[Source records]
--- begin ---

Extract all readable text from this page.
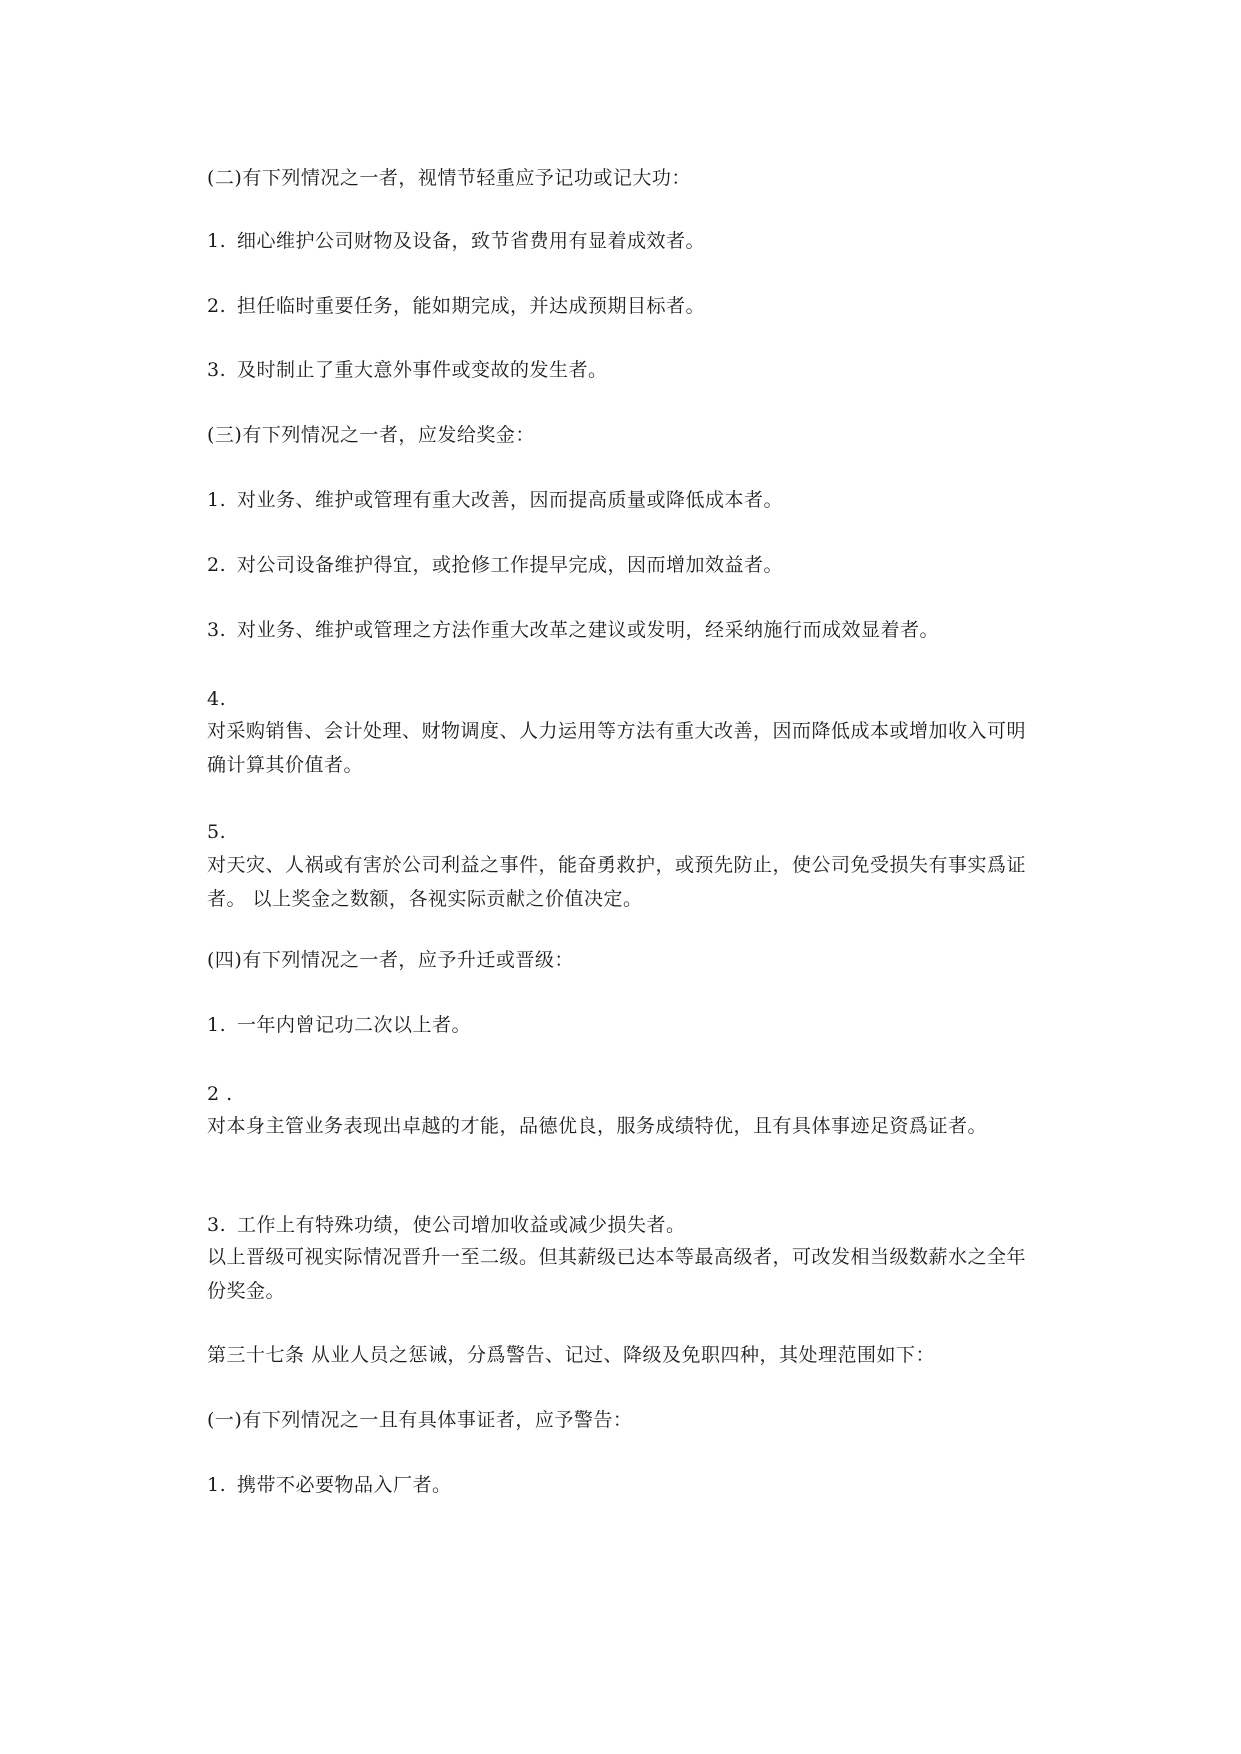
(二)有下列情况之一者，视情节轻重应予记功或记大功：
1. 细心维护公司财物及设备，致节省费用有显着成效者。
2. 担任临时重要任务，能如期完成，并达成预期目标者。
3. 及时制止了重大意外事件或变故的发生者。
(三)有下列情况之一者，应发给奖金：
1. 对业务、维护或管理有重大改善，因而提高质量或降低成本者。
2. 对公司设备维护得宜，或抢修工作提早完成，因而增加效益者。
3. 对业务、维护或管理之方法作重大改革之建议或发明，经采纳施行而成效显着者。
4.
对采购销售、会计处理、财物调度、人力运用等方法有重大改善，因而降低成本或增加收入可明确计算其价值者。
5.
对天灾、人祸或有害於公司利益之事件，能奋勇救护，或预先防止，使公司免受损失有事实爲证者。 以上奖金之数额，各视实际贡献之价值决定。
(四)有下列情况之一者，应予升迁或晋级：
1. 一年内曾记功二次以上者。
2 .
对本身主管业务表现出卓越的才能，品德优良，服务成绩特优，且有具体事迹足资爲证者。
3. 工作上有特殊功绩，使公司增加收益或减少损失者。
以上晋级可视实际情况晋升一至二级。但其薪级已达本等最高级者，可改发相当级数薪水之全年份奖金。
第三十七条 从业人员之惩诫，分爲警告、记过、降级及免职四种，其处理范围如下：
(一)有下列情况之一且有具体事证者，应予警告：
1. 携带不必要物品入厂者。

--- end ---

> _Request_
Leave out every picture and copy the rest of the records exactly.

> _Solved exercise_
Extract all readable text from this page.
(二)有下列情况之一者，视情节轻重应予记功或记大功：
1. 细心维护公司财物及设备，致节省费用有显着成效者。
2. 担任临时重要任务，能如期完成，并达成预期目标者。
3. 及时制止了重大意外事件或变故的发生者。
(三)有下列情况之一者，应发给奖金：
1. 对业务、维护或管理有重大改善，因而提高质量或降低成本者。
2. 对公司设备维护得宜，或抢修工作提早完成，因而增加效益者。
3. 对业务、维护或管理之方法作重大改革之建议或发明，经采纳施行而成效显着者。
4.
对采购销售、会计处理、财物调度、人力运用等方法有重大改善，因而降低成本或增加收入可明确计算其价值者。
5.
对天灾、人祸或有害於公司利益之事件，能奋勇救护，或预先防止，使公司免受损失有事实爲证者。 以上奖金之数额，各视实际贡献之价值决定。
(四)有下列情况之一者，应予升迁或晋级：
1. 一年内曾记功二次以上者。
2 .
对本身主管业务表现出卓越的才能，品德优良，服务成绩特优，且有具体事迹足资爲证者。
3. 工作上有特殊功绩，使公司增加收益或减少损失者。
以上晋级可视实际情况晋升一至二级。但其薪级已达本等最高级者，可改发相当级数薪水之全年份奖金。
第三十七条 从业人员之惩诫，分爲警告、记过、降级及免职四种，其处理范围如下：
(一)有下列情况之一且有具体事证者，应予警告：
1. 携带不必要物品入厂者。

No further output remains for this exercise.